- INPUT ROWS
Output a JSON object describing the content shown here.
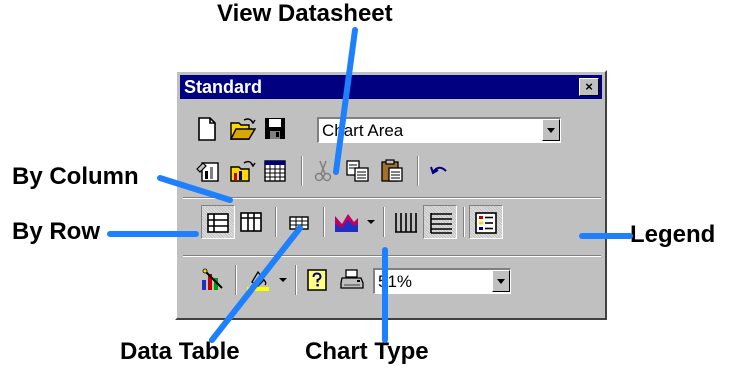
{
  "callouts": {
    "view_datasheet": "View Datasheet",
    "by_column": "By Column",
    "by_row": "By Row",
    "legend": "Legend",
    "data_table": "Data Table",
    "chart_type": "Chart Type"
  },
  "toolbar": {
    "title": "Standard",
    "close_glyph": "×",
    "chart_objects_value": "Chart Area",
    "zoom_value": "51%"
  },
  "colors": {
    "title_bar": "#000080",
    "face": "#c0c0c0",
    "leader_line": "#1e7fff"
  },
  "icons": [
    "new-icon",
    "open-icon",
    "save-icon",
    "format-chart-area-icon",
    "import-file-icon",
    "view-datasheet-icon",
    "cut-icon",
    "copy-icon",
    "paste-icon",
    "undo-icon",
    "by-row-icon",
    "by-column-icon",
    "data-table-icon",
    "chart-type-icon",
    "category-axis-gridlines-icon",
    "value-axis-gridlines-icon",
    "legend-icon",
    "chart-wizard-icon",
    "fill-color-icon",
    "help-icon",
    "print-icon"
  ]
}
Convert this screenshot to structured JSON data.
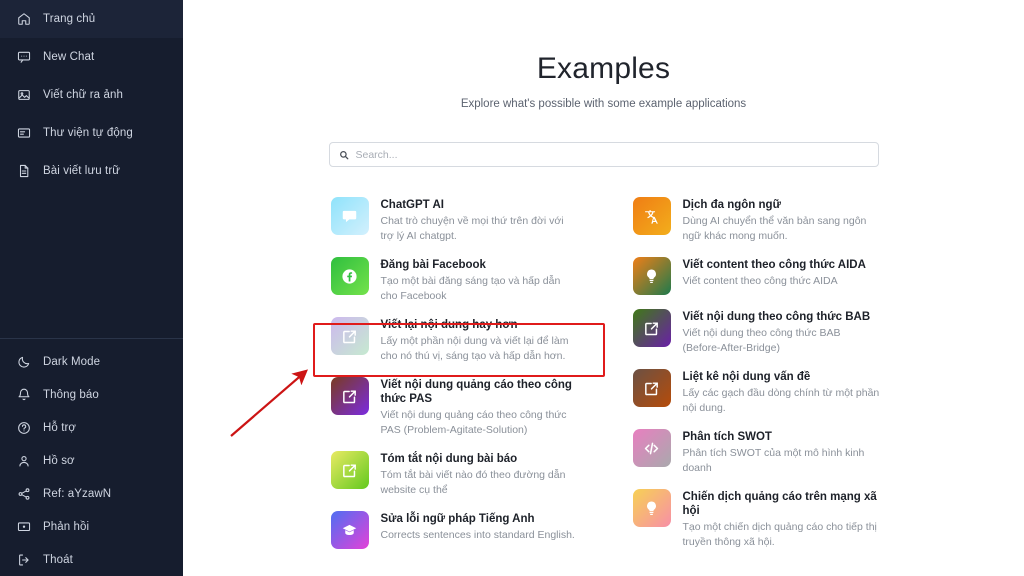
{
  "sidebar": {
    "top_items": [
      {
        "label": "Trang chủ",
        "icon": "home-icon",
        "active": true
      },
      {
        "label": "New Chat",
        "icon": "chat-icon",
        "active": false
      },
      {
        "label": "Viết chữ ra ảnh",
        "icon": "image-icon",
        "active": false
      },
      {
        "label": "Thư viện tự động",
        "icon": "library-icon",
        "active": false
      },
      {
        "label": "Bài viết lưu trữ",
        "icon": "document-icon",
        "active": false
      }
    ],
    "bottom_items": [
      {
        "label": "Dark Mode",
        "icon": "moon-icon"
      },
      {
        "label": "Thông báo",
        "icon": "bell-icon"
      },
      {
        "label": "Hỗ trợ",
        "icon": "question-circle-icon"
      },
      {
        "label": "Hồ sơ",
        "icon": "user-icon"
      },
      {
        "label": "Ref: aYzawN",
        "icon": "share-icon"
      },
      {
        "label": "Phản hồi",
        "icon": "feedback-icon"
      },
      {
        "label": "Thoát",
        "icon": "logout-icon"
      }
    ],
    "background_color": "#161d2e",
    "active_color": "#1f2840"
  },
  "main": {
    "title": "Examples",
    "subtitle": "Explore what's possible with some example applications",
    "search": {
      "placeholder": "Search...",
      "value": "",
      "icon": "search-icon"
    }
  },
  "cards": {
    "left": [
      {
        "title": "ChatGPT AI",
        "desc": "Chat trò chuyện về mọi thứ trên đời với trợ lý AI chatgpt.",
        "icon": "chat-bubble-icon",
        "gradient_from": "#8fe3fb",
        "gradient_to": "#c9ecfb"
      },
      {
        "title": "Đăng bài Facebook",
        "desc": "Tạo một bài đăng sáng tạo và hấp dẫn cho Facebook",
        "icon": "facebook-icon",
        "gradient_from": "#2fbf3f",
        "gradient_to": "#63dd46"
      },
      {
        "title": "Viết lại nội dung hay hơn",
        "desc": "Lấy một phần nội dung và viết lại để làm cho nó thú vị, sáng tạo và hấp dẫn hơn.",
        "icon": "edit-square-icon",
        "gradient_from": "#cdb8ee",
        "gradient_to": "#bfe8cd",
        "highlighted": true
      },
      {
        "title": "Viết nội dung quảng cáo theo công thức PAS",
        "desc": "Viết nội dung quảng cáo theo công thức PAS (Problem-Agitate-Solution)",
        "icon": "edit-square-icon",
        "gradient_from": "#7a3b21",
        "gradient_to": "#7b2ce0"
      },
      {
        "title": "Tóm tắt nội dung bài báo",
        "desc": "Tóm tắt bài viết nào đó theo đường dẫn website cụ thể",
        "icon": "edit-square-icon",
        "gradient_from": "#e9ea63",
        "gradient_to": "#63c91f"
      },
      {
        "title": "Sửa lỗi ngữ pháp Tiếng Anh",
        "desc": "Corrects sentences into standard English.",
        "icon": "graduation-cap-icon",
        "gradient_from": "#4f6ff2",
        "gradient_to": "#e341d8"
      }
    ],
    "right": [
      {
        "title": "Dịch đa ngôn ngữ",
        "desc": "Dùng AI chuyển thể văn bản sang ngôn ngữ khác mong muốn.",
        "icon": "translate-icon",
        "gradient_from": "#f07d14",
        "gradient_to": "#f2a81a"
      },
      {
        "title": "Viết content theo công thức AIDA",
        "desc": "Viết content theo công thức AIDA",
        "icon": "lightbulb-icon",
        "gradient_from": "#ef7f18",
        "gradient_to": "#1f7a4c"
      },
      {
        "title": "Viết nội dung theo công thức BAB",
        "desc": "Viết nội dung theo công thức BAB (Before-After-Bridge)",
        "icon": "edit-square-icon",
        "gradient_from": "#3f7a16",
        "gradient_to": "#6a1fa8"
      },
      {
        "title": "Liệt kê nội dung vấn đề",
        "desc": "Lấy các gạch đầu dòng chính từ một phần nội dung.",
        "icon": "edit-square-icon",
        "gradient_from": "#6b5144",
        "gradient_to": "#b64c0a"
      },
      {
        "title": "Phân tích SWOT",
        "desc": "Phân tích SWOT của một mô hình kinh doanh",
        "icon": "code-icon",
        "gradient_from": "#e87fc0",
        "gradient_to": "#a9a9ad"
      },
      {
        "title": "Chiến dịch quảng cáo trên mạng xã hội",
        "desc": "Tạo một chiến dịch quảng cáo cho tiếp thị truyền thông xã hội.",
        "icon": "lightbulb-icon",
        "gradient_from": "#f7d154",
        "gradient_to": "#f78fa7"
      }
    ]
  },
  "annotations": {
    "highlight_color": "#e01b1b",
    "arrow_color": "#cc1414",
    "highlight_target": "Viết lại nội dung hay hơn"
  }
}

- PROBLEM TO SOLVE
Locate the lines above that hold the word "SWOT". Show every one of them.

- EXPECTED ANSWER
        "title": "Phân tích SWOT",
        "desc": "Phân tích SWOT của một mô hình kinh doanh",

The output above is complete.